Inserisci tutte le righe riportate qui sotto in una lista JSON di stringhe, una stringa per ciascuna riga, omettendo quelle vuote.

━━ Dati forniti

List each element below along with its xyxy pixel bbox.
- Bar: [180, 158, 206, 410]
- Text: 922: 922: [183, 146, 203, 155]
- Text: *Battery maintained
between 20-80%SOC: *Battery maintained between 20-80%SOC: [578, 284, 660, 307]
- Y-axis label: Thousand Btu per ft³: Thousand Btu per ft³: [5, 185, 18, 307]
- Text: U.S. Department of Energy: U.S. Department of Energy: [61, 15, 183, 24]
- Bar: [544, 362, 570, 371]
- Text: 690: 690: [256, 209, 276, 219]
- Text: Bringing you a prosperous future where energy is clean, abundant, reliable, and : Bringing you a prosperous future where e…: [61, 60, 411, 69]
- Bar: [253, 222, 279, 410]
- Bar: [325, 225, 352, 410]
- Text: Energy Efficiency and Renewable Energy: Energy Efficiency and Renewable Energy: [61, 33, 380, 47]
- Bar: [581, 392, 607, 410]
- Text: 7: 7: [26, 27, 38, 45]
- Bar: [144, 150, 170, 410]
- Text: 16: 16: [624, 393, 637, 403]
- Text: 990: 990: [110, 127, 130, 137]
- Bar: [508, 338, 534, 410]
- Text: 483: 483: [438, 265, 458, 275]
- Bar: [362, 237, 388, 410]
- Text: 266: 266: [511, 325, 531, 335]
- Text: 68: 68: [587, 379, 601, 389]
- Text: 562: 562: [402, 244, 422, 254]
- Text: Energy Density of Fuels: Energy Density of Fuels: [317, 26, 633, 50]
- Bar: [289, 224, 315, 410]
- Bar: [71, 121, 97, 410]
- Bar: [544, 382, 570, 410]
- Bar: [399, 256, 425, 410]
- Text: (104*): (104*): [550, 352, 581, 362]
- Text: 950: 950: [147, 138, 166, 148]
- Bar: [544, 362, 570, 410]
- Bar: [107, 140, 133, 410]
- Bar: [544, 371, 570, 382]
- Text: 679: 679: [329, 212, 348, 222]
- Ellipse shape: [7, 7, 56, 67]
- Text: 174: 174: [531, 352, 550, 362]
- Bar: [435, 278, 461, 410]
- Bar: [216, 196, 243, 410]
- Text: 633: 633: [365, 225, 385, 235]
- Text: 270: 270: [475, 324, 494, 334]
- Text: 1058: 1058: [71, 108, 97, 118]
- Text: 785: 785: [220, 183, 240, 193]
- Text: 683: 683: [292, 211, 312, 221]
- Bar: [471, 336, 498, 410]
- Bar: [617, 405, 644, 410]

━━━━

Risultato:
[
  "List each element below along with its xyxy pixel bbox.",
  "- Bar: [180, 158, 206, 410]",
  "- Text: 922: 922: [183, 146, 203, 155]",
  "- Text: *Battery maintained",
  "between 20-80%SOC: *Battery maintained between 20-80%SOC: [578, 284, 660, 307]",
  "- Y-axis label: Thousand Btu per ft³: Thousand Btu per ft³: [5, 185, 18, 307]",
  "- Text: U.S. Department of Energy: U.S. Department of Energy: [61, 15, 183, 24]",
  "- Bar: [544, 362, 570, 371]",
  "- Text: 690: 690: [256, 209, 276, 219]",
  "- Text: Bringing you a prosperous future where energy is clean, abundant, reliable, and : Bringing you a prosperous future where e…: [61, 60, 411, 69]",
  "- Bar: [253, 222, 279, 410]",
  "- Bar: [325, 225, 352, 410]",
  "- Text: Energy Efficiency and Renewable Energy: Energy Efficiency and Renewable Energy: [61, 33, 380, 47]",
  "- Bar: [581, 392, 607, 410]",
  "- Text: 7: 7: [26, 27, 38, 45]",
  "- Bar: [144, 150, 170, 410]",
  "- Text: 16: 16: [624, 393, 637, 403]",
  "- Text: 990: 990: [110, 127, 130, 137]",
  "- Bar: [508, 338, 534, 410]",
  "- Text: 483: 483: [438, 265, 458, 275]",
  "- Bar: [362, 237, 388, 410]",
  "- Text: 266: 266: [511, 325, 531, 335]",
  "- Text: 68: 68: [587, 379, 601, 389]",
  "- Text: 562: 562: [402, 244, 422, 254]",
  "- Text: Energy Density of Fuels: Energy Density of Fuels: [317, 26, 633, 50]",
  "- Bar: [289, 224, 315, 410]",
  "- Bar: [71, 121, 97, 410]",
  "- Bar: [544, 382, 570, 410]",
  "- Bar: [399, 256, 425, 410]",
  "- Text: (104*): (104*): [550, 352, 581, 362]",
  "- Text: 950: 950: [147, 138, 166, 148]",
  "- Bar: [544, 362, 570, 410]",
  "- Bar: [107, 140, 133, 410]",
  "- Bar: [544, 371, 570, 382]",
  "- Text: 679: 679: [329, 212, 348, 222]",
  "- Ellipse shape: [7, 7, 56, 67]",
  "- Text: 174: 174: [531, 352, 550, 362]",
  "- Bar: [435, 278, 461, 410]",
  "- Bar: [216, 196, 243, 410]",
  "- Text: 633: 633: [365, 225, 385, 235]",
  "- Text: 270: 270: [475, 324, 494, 334]",
  "- Text: 1058: 1058: [71, 108, 97, 118]",
  "- Text: 785: 785: [220, 183, 240, 193]",
  "- Text: 683: 683: [292, 211, 312, 221]",
  "- Bar: [471, 336, 498, 410]",
  "- Bar: [617, 405, 644, 410]"
]